[Stored items]
::::
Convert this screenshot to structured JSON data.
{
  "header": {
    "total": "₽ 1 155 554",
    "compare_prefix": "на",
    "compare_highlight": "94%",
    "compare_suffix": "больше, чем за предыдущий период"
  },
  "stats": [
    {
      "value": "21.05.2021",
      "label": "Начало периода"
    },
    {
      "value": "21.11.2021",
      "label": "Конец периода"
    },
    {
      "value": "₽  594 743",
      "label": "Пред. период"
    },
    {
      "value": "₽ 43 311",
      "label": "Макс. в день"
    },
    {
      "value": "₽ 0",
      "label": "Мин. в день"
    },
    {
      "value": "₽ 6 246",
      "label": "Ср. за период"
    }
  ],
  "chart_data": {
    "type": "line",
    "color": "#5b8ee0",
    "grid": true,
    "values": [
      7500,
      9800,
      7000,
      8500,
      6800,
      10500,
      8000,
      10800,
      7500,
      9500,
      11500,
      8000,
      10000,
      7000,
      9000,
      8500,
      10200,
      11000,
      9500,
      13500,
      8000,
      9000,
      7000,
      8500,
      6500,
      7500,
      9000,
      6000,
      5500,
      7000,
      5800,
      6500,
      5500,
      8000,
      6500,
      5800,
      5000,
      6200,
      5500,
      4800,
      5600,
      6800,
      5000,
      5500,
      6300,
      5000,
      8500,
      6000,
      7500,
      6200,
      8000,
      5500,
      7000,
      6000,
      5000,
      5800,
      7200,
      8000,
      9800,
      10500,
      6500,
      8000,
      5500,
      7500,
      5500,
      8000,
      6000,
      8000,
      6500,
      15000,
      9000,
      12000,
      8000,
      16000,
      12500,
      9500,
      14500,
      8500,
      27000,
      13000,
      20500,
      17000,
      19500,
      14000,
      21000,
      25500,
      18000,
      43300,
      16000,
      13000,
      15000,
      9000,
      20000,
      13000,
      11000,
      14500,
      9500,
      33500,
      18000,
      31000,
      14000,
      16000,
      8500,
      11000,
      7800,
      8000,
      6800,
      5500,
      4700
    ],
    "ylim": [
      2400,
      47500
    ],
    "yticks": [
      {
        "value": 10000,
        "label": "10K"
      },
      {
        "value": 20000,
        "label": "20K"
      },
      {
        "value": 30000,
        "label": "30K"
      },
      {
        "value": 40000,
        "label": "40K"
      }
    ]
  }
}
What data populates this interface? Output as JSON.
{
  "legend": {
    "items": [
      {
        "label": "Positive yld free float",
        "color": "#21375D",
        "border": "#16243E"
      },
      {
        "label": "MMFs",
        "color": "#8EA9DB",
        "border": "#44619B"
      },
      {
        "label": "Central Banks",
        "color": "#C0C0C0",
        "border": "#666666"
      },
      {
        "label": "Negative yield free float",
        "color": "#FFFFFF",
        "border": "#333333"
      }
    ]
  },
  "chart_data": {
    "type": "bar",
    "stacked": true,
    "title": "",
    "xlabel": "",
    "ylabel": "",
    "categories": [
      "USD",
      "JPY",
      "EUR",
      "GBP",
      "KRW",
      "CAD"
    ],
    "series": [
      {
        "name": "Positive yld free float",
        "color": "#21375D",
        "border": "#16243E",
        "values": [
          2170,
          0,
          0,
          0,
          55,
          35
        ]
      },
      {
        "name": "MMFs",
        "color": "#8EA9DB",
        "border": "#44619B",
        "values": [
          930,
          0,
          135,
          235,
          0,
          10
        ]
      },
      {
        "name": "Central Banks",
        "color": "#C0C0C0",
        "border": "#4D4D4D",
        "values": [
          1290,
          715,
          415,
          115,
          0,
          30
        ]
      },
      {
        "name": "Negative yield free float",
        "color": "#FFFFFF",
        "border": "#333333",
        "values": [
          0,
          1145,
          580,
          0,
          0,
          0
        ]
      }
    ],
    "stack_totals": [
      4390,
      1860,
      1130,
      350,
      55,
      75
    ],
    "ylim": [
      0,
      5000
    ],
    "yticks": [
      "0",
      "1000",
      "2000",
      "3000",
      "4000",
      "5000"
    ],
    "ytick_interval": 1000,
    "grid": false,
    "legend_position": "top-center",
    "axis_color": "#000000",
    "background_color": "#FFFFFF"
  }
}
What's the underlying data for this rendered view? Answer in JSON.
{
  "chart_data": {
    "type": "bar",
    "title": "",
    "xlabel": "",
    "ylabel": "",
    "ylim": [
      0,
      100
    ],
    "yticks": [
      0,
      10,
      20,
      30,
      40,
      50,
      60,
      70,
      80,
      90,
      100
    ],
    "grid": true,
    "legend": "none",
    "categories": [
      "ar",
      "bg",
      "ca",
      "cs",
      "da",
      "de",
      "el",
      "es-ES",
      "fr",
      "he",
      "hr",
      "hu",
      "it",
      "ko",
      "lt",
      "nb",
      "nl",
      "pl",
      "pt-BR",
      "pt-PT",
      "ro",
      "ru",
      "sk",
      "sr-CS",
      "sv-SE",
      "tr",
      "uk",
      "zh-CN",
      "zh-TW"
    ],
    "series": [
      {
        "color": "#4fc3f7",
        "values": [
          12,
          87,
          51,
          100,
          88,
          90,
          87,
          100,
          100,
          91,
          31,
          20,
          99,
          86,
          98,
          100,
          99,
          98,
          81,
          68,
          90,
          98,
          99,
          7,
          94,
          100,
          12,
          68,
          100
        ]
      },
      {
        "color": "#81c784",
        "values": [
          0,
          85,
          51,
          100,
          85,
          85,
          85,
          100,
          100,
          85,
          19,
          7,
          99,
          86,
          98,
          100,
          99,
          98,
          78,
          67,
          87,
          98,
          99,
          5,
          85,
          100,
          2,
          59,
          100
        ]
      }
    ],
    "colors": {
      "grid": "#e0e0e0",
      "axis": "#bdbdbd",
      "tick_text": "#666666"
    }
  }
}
::::
■ **What the task requires**: Repeat the whole listing exactly, keeping every line intact.

■ **Output of the exercise**:
Convert this screenshot to structured JSON data.
{
  "header": {
    "total": "₽ 1 155 554",
    "compare_prefix": "на",
    "compare_highlight": "94%",
    "compare_suffix": "больше, чем за предыдущий период"
  },
  "stats": [
    {
      "value": "21.05.2021",
      "label": "Начало периода"
    },
    {
      "value": "21.11.2021",
      "label": "Конец периода"
    },
    {
      "value": "₽  594 743",
      "label": "Пред. период"
    },
    {
      "value": "₽ 43 311",
      "label": "Макс. в день"
    },
    {
      "value": "₽ 0",
      "label": "Мин. в день"
    },
    {
      "value": "₽ 6 246",
      "label": "Ср. за период"
    }
  ],
  "chart_data": {
    "type": "line",
    "color": "#5b8ee0",
    "grid": true,
    "values": [
      7500,
      9800,
      7000,
      8500,
      6800,
      10500,
      8000,
      10800,
      7500,
      9500,
      11500,
      8000,
      10000,
      7000,
      9000,
      8500,
      10200,
      11000,
      9500,
      13500,
      8000,
      9000,
      7000,
      8500,
      6500,
      7500,
      9000,
      6000,
      5500,
      7000,
      5800,
      6500,
      5500,
      8000,
      6500,
      5800,
      5000,
      6200,
      5500,
      4800,
      5600,
      6800,
      5000,
      5500,
      6300,
      5000,
      8500,
      6000,
      7500,
      6200,
      8000,
      5500,
      7000,
      6000,
      5000,
      5800,
      7200,
      8000,
      9800,
      10500,
      6500,
      8000,
      5500,
      7500,
      5500,
      8000,
      6000,
      8000,
      6500,
      15000,
      9000,
      12000,
      8000,
      16000,
      12500,
      9500,
      14500,
      8500,
      27000,
      13000,
      20500,
      17000,
      19500,
      14000,
      21000,
      25500,
      18000,
      43300,
      16000,
      13000,
      15000,
      9000,
      20000,
      13000,
      11000,
      14500,
      9500,
      33500,
      18000,
      31000,
      14000,
      16000,
      8500,
      11000,
      7800,
      8000,
      6800,
      5500,
      4700
    ],
    "ylim": [
      2400,
      47500
    ],
    "yticks": [
      {
        "value": 10000,
        "label": "10K"
      },
      {
        "value": 20000,
        "label": "20K"
      },
      {
        "value": 30000,
        "label": "30K"
      },
      {
        "value": 40000,
        "label": "40K"
      }
    ]
  }
}
What data populates this interface? Output as JSON.
{
  "legend": {
    "items": [
      {
        "label": "Positive yld free float",
        "color": "#21375D",
        "border": "#16243E"
      },
      {
        "label": "MMFs",
        "color": "#8EA9DB",
        "border": "#44619B"
      },
      {
        "label": "Central Banks",
        "color": "#C0C0C0",
        "border": "#666666"
      },
      {
        "label": "Negative yield free float",
        "color": "#FFFFFF",
        "border": "#333333"
      }
    ]
  },
  "chart_data": {
    "type": "bar",
    "stacked": true,
    "title": "",
    "xlabel": "",
    "ylabel": "",
    "categories": [
      "USD",
      "JPY",
      "EUR",
      "GBP",
      "KRW",
      "CAD"
    ],
    "series": [
      {
        "name": "Positive yld free float",
        "color": "#21375D",
        "border": "#16243E",
        "values": [
          2170,
          0,
          0,
          0,
          55,
          35
        ]
      },
      {
        "name": "MMFs",
        "color": "#8EA9DB",
        "border": "#44619B",
        "values": [
          930,
          0,
          135,
          235,
          0,
          10
        ]
      },
      {
        "name": "Central Banks",
        "color": "#C0C0C0",
        "border": "#4D4D4D",
        "values": [
          1290,
          715,
          415,
          115,
          0,
          30
        ]
      },
      {
        "name": "Negative yield free float",
        "color": "#FFFFFF",
        "border": "#333333",
        "values": [
          0,
          1145,
          580,
          0,
          0,
          0
        ]
      }
    ],
    "stack_totals": [
      4390,
      1860,
      1130,
      350,
      55,
      75
    ],
    "ylim": [
      0,
      5000
    ],
    "yticks": [
      "0",
      "1000",
      "2000",
      "3000",
      "4000",
      "5000"
    ],
    "ytick_interval": 1000,
    "grid": false,
    "legend_position": "top-center",
    "axis_color": "#000000",
    "background_color": "#FFFFFF"
  }
}
What's the underlying data for this rendered view? Answer in JSON.
{
  "chart_data": {
    "type": "bar",
    "title": "",
    "xlabel": "",
    "ylabel": "",
    "ylim": [
      0,
      100
    ],
    "yticks": [
      0,
      10,
      20,
      30,
      40,
      50,
      60,
      70,
      80,
      90,
      100
    ],
    "grid": true,
    "legend": "none",
    "categories": [
      "ar",
      "bg",
      "ca",
      "cs",
      "da",
      "de",
      "el",
      "es-ES",
      "fr",
      "he",
      "hr",
      "hu",
      "it",
      "ko",
      "lt",
      "nb",
      "nl",
      "pl",
      "pt-BR",
      "pt-PT",
      "ro",
      "ru",
      "sk",
      "sr-CS",
      "sv-SE",
      "tr",
      "uk",
      "zh-CN",
      "zh-TW"
    ],
    "series": [
      {
        "color": "#4fc3f7",
        "values": [
          12,
          87,
          51,
          100,
          88,
          90,
          87,
          100,
          100,
          91,
          31,
          20,
          99,
          86,
          98,
          100,
          99,
          98,
          81,
          68,
          90,
          98,
          99,
          7,
          94,
          100,
          12,
          68,
          100
        ]
      },
      {
        "color": "#81c784",
        "values": [
          0,
          85,
          51,
          100,
          85,
          85,
          85,
          100,
          100,
          85,
          19,
          7,
          99,
          86,
          98,
          100,
          99,
          98,
          78,
          67,
          87,
          98,
          99,
          5,
          85,
          100,
          2,
          59,
          100
        ]
      }
    ],
    "colors": {
      "grid": "#e0e0e0",
      "axis": "#bdbdbd",
      "tick_text": "#666666"
    }
  }
}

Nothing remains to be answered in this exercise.